**Task statement**
Your task is to repeat all of the material exactly.

═══ Dataset rows

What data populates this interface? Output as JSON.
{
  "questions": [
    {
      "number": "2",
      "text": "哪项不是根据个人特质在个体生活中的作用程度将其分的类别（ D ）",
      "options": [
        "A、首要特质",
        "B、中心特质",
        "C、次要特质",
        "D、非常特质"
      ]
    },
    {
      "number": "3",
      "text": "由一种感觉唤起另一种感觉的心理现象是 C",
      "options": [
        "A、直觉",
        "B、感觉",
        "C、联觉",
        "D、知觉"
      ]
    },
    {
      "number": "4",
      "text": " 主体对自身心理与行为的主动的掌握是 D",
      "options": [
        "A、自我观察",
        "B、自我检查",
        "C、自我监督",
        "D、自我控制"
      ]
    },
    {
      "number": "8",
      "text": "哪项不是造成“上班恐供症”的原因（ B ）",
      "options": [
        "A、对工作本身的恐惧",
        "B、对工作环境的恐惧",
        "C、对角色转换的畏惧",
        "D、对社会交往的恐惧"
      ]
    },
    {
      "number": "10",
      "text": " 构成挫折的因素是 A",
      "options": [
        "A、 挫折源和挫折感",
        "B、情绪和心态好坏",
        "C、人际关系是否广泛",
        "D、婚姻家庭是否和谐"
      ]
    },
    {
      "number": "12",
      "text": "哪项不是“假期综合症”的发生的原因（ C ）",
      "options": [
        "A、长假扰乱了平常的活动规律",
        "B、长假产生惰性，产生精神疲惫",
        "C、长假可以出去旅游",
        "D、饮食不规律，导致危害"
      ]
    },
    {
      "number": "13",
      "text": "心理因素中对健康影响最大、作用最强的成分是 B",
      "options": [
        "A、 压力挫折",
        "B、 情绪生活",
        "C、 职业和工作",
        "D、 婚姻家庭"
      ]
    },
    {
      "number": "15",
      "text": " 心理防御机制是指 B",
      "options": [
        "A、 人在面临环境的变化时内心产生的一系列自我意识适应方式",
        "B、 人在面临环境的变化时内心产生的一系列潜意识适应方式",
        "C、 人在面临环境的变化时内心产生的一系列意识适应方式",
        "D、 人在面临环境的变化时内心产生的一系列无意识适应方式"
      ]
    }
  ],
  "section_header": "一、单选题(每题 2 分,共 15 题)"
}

══════

**The completed task**
What data populates this interface? Output as JSON.
{
  "questions": [
    {
      "number": "2",
      "text": "哪项不是根据个人特质在个体生活中的作用程度将其分的类别（ D ）",
      "options": [
        "A、首要特质",
        "B、中心特质",
        "C、次要特质",
        "D、非常特质"
      ]
    },
    {
      "number": "3",
      "text": "由一种感觉唤起另一种感觉的心理现象是 C",
      "options": [
        "A、直觉",
        "B、感觉",
        "C、联觉",
        "D、知觉"
      ]
    },
    {
      "number": "4",
      "text": " 主体对自身心理与行为的主动的掌握是 D",
      "options": [
        "A、自我观察",
        "B、自我检查",
        "C、自我监督",
        "D、自我控制"
      ]
    },
    {
      "number": "8",
      "text": "哪项不是造成“上班恐供症”的原因（ B ）",
      "options": [
        "A、对工作本身的恐惧",
        "B、对工作环境的恐惧",
        "C、对角色转换的畏惧",
        "D、对社会交往的恐惧"
      ]
    },
    {
      "number": "10",
      "text": " 构成挫折的因素是 A",
      "options": [
        "A、 挫折源和挫折感",
        "B、情绪和心态好坏",
        "C、人际关系是否广泛",
        "D、婚姻家庭是否和谐"
      ]
    },
    {
      "number": "12",
      "text": "哪项不是“假期综合症”的发生的原因（ C ）",
      "options": [
        "A、长假扰乱了平常的活动规律",
        "B、长假产生惰性，产生精神疲惫",
        "C、长假可以出去旅游",
        "D、饮食不规律，导致危害"
      ]
    },
    {
      "number": "13",
      "text": "心理因素中对健康影响最大、作用最强的成分是 B",
      "options": [
        "A、 压力挫折",
        "B、 情绪生活",
        "C、 职业和工作",
        "D、 婚姻家庭"
      ]
    },
    {
      "number": "15",
      "text": " 心理防御机制是指 B",
      "options": [
        "A、 人在面临环境的变化时内心产生的一系列自我意识适应方式",
        "B、 人在面临环境的变化时内心产生的一系列潜意识适应方式",
        "C、 人在面临环境的变化时内心产生的一系列意识适应方式",
        "D、 人在面临环境的变化时内心产生的一系列无意识适应方式"
      ]
    }
  ],
  "section_header": "一、单选题(每题 2 分,共 15 题)"
}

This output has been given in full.